This agenda item is being sponsored by Mayor Regalado, who only days ago confirmed to Transit Miami that the administration would not seek to delay implementation. What ever happened to transparency and honesty in government Mayor? What happened to “implemented on schedule”? Unfortunately, the lone Miami Herald article to cover this important topic over the past few weeks (by Chuck Rabin and Andres Vigglucci) was inaccurate and one sided, laying most of the responsibility on the commission, without acknowledging that that there is no commission sponsored agenda item on the subject. The only item related to implementation is this sneaky discussion item (sponsored by the Mayor). (Andres and Charles - what are you guys thinking??) The fact is that if this item does not get heard, then the commission does not need to do anything and the code becomes effective on the 20th of May.

============================================================

Exercise: In the passage about the Miami agenda item, reproduce word for word the stretch from "This agenda item" through "20th of May.".

Extracted data entries:
============================================================

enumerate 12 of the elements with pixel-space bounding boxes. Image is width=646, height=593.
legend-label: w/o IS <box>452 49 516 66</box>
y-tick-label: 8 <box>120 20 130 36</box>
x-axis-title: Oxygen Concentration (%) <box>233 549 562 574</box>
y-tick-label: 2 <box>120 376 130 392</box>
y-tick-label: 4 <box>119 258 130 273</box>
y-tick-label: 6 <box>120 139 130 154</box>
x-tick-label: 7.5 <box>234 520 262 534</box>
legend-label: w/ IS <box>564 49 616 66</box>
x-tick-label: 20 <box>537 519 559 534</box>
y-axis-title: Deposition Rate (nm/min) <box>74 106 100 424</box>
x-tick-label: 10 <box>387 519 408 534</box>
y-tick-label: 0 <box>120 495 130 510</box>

============================================================

In response:
This agenda item is being sponsored by Mayor Regalado, who only days ago confirmed to Transit Miami that the administration would not seek to delay implementation. What ever happened to transparency and honesty in government Mayor? What happened to “implemented on schedule”? Unfortunately, the lone Miami Herald article to cover this important topic over the past few weeks (by Chuck Rabin and Andres Vigglucci) was inaccurate and one sided, laying most of the responsibility on the commission, without acknowledging that that there is no commission sponsored agenda item on the subject. The only item related to implementation is this sneaky discussion item (sponsored by the Mayor). (Andres and Charles - what are you guys thinking??) The fact is that if this item does not get heard, then the commission does not need to do anything and the code becomes effective on the 20th of May.